### Work to complete
Below are records. Copy every line with "from" in it.

### Items listed in a dataset
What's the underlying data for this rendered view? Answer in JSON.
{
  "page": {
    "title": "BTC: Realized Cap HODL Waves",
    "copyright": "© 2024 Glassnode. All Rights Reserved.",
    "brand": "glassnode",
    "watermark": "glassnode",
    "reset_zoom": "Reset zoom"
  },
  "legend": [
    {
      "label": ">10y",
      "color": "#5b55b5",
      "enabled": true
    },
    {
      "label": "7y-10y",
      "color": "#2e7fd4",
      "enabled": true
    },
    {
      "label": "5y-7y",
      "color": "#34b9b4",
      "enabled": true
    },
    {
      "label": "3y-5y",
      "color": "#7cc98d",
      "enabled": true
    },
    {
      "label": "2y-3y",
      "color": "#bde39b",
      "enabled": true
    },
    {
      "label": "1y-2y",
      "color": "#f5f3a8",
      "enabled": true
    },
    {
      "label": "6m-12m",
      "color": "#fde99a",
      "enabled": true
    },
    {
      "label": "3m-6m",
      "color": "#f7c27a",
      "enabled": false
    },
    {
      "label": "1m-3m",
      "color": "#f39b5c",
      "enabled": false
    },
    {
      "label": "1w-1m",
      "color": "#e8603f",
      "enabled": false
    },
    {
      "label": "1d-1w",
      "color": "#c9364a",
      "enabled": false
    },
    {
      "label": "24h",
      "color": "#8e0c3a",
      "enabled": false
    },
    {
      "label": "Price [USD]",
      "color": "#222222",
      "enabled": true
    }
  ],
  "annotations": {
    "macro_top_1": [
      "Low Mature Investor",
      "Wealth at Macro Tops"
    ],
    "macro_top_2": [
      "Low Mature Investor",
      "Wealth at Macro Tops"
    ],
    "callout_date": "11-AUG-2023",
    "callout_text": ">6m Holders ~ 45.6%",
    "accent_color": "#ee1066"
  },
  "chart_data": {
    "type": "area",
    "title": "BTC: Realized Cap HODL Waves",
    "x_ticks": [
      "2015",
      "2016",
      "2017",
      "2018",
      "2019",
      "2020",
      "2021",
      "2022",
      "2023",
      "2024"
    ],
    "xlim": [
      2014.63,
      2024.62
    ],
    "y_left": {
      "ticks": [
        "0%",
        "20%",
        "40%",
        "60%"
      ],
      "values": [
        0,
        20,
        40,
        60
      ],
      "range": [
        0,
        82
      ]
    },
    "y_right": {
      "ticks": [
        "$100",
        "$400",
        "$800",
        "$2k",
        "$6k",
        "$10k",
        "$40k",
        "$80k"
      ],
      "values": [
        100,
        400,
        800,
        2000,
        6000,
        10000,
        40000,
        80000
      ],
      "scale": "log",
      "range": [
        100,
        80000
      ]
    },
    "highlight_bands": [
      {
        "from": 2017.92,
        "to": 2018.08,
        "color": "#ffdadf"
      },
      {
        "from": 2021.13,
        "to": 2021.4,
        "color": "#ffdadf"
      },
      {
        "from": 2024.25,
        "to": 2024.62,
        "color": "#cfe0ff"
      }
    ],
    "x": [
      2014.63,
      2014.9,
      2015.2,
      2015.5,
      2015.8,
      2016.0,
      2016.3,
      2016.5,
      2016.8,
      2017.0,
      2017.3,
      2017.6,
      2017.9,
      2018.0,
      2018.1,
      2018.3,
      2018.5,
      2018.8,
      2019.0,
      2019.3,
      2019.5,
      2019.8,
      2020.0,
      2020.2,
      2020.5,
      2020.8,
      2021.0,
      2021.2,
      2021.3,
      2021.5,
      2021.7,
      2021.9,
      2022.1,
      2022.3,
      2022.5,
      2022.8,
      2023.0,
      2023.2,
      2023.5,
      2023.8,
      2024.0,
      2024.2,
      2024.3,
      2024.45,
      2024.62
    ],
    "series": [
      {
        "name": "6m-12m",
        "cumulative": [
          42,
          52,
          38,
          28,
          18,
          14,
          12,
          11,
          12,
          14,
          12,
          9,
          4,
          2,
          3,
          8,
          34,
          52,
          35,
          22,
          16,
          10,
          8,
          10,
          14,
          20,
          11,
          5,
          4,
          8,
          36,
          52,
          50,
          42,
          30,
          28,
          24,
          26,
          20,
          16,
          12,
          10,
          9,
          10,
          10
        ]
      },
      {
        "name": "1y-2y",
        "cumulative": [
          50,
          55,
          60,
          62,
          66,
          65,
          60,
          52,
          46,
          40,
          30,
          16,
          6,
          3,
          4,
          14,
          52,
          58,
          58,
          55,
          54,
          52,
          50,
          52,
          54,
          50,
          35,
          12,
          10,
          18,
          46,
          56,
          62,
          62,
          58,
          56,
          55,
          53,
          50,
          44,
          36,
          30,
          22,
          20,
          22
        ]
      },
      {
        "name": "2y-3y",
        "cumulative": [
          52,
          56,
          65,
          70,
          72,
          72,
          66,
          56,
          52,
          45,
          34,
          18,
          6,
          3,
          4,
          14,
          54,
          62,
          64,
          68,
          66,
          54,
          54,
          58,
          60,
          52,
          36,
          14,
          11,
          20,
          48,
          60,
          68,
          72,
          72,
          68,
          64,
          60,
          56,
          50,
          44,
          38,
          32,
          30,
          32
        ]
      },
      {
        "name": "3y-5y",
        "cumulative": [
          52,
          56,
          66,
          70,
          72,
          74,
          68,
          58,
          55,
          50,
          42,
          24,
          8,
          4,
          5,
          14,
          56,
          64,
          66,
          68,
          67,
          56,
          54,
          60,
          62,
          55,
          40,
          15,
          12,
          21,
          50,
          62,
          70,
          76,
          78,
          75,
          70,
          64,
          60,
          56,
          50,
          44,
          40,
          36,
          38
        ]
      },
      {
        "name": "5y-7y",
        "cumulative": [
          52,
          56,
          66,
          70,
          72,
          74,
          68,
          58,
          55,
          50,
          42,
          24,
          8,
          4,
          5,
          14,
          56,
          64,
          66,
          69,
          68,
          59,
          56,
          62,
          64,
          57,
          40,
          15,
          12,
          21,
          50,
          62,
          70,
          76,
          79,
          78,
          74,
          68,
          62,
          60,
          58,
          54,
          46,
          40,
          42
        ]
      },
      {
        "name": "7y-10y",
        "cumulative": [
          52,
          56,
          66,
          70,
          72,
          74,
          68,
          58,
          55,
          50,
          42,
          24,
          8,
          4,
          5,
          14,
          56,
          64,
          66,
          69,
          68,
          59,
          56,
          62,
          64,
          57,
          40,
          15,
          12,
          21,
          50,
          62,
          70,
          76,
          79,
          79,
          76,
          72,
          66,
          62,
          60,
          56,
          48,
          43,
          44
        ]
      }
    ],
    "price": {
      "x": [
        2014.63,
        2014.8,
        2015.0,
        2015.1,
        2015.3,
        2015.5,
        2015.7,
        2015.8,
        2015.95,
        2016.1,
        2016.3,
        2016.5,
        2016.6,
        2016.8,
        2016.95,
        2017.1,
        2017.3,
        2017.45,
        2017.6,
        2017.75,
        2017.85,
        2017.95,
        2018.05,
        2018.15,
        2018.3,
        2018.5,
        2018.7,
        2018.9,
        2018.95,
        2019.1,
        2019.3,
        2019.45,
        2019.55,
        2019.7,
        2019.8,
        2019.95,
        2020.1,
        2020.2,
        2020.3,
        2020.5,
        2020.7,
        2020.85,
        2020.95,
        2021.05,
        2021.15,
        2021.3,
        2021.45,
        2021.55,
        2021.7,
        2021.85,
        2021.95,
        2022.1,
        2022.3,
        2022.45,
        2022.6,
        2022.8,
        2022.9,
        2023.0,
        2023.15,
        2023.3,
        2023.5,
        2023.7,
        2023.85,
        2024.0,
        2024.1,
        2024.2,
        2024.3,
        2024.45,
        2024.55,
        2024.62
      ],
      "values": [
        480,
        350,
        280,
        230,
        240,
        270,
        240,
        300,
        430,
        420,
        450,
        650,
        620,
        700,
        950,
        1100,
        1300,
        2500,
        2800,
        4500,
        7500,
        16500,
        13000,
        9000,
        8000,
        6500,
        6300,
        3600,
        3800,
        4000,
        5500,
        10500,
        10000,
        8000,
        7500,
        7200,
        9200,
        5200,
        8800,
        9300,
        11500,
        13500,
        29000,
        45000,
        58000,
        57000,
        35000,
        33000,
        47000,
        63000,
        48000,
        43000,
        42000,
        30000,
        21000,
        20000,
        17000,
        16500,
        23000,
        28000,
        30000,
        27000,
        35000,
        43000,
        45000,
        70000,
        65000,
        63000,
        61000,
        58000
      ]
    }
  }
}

### Task response
        "from": 2017.92,
        "from": 2021.13,
        "from": 2024.25,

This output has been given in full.